### What the exercise asks
Copy out each line that includes the word "Power".

### Figure data in JSON
---
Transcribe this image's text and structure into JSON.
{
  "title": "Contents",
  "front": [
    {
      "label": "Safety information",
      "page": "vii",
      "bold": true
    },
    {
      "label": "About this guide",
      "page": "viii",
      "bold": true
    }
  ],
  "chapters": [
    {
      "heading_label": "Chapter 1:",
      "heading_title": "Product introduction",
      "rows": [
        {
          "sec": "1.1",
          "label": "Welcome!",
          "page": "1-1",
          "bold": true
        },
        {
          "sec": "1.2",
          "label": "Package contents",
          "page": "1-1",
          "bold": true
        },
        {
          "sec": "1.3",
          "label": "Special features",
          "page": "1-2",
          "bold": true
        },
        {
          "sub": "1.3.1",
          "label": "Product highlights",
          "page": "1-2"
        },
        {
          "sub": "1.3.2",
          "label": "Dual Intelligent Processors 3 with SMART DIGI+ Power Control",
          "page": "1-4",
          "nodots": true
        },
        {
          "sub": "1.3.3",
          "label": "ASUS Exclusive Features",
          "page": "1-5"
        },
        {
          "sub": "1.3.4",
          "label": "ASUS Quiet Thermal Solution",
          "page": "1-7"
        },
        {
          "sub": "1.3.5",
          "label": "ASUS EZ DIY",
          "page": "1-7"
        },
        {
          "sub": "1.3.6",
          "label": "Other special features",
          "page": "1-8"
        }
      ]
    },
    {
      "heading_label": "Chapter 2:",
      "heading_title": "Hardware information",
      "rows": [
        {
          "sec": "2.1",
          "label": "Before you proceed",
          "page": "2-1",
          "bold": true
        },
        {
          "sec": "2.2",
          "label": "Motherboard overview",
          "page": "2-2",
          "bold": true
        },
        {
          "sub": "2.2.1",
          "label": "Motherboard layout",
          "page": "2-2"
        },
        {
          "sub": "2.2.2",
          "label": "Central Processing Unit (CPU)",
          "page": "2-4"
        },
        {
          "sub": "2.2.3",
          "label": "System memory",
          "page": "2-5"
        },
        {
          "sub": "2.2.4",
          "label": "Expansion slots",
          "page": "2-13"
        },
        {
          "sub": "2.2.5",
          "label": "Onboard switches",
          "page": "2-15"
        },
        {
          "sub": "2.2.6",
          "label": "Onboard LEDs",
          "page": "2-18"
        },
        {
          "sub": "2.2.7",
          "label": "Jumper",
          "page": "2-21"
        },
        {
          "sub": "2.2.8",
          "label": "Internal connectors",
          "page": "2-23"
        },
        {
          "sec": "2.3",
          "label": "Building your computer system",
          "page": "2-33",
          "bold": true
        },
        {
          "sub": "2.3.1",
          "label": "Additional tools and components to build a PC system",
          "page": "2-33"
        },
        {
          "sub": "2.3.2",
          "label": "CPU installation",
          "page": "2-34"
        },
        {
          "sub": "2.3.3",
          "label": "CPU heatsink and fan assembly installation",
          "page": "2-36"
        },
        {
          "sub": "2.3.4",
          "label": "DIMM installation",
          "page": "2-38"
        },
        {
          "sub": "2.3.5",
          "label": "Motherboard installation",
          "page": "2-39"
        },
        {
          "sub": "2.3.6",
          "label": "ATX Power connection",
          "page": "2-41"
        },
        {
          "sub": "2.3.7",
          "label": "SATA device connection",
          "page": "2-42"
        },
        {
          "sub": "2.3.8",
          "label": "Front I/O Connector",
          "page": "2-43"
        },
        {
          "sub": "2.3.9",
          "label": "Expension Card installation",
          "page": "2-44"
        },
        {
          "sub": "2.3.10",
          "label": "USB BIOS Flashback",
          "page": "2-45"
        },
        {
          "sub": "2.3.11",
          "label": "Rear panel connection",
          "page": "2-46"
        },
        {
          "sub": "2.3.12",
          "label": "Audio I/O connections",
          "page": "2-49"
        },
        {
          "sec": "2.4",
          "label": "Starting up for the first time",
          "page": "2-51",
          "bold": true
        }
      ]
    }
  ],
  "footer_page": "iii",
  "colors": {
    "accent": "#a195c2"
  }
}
---
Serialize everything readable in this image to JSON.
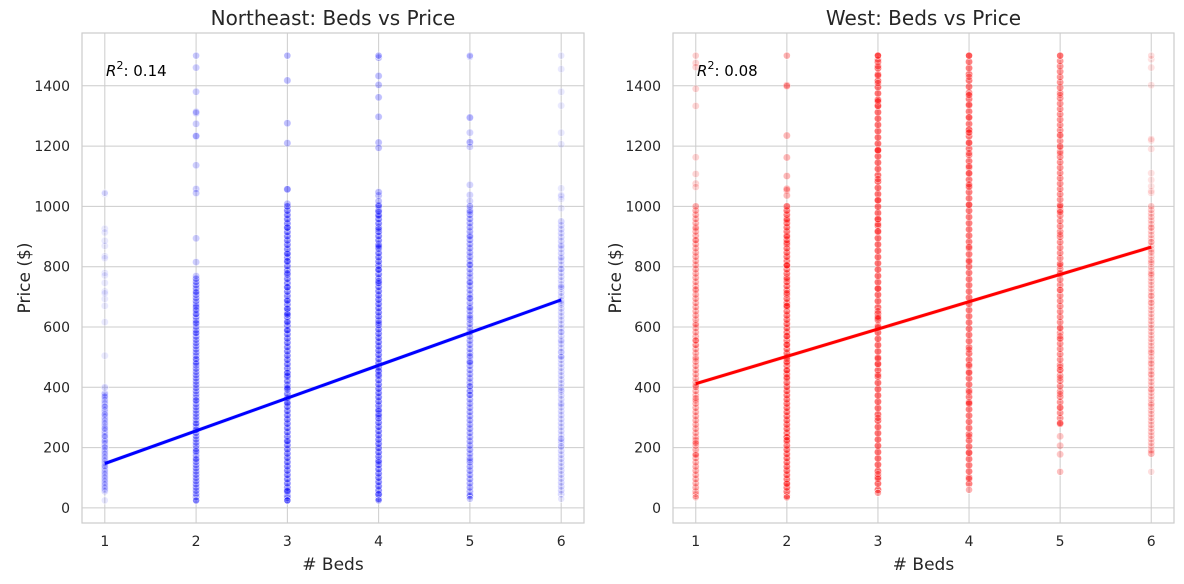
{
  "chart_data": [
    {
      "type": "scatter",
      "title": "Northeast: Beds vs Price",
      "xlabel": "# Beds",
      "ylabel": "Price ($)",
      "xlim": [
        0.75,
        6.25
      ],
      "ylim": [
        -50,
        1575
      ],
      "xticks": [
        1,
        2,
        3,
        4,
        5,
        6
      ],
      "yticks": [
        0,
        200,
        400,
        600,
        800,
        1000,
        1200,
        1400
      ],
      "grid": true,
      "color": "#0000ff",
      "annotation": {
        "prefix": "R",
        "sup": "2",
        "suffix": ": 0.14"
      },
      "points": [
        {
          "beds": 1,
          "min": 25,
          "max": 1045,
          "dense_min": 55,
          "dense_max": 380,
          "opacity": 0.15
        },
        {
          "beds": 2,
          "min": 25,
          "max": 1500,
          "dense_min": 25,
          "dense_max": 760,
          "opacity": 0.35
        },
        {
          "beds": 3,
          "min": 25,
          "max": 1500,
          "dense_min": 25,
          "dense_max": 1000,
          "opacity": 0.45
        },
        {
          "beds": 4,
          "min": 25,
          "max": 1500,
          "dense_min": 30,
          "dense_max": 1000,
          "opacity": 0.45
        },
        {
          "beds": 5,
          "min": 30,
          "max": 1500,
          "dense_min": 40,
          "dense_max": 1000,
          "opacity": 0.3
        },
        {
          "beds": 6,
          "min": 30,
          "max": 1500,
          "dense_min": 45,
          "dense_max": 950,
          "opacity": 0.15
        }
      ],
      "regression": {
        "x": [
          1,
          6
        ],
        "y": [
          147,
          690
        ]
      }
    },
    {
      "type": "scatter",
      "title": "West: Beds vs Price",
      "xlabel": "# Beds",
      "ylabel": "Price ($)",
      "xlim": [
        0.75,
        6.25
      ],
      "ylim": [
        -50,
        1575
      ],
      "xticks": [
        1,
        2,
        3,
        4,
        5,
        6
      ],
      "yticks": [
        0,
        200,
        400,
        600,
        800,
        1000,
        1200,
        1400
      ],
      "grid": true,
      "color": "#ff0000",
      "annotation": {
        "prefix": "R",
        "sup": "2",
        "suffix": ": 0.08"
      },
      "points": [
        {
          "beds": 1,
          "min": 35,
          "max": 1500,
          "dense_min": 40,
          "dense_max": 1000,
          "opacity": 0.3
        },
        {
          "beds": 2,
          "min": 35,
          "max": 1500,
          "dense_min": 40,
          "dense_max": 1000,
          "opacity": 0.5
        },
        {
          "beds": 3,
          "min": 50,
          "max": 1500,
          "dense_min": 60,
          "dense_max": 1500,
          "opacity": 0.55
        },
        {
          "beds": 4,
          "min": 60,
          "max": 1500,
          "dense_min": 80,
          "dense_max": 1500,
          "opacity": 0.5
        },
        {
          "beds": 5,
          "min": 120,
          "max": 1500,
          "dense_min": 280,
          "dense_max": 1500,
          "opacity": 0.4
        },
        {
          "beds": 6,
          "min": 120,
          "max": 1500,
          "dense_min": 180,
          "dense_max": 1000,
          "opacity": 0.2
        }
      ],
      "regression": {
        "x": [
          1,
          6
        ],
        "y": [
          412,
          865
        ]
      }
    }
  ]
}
---
### Answer to this task
          "label": "Dual Intelligent Processors 3 with SMART DIGI+ Power Control",
          "label": "ATX Power connection",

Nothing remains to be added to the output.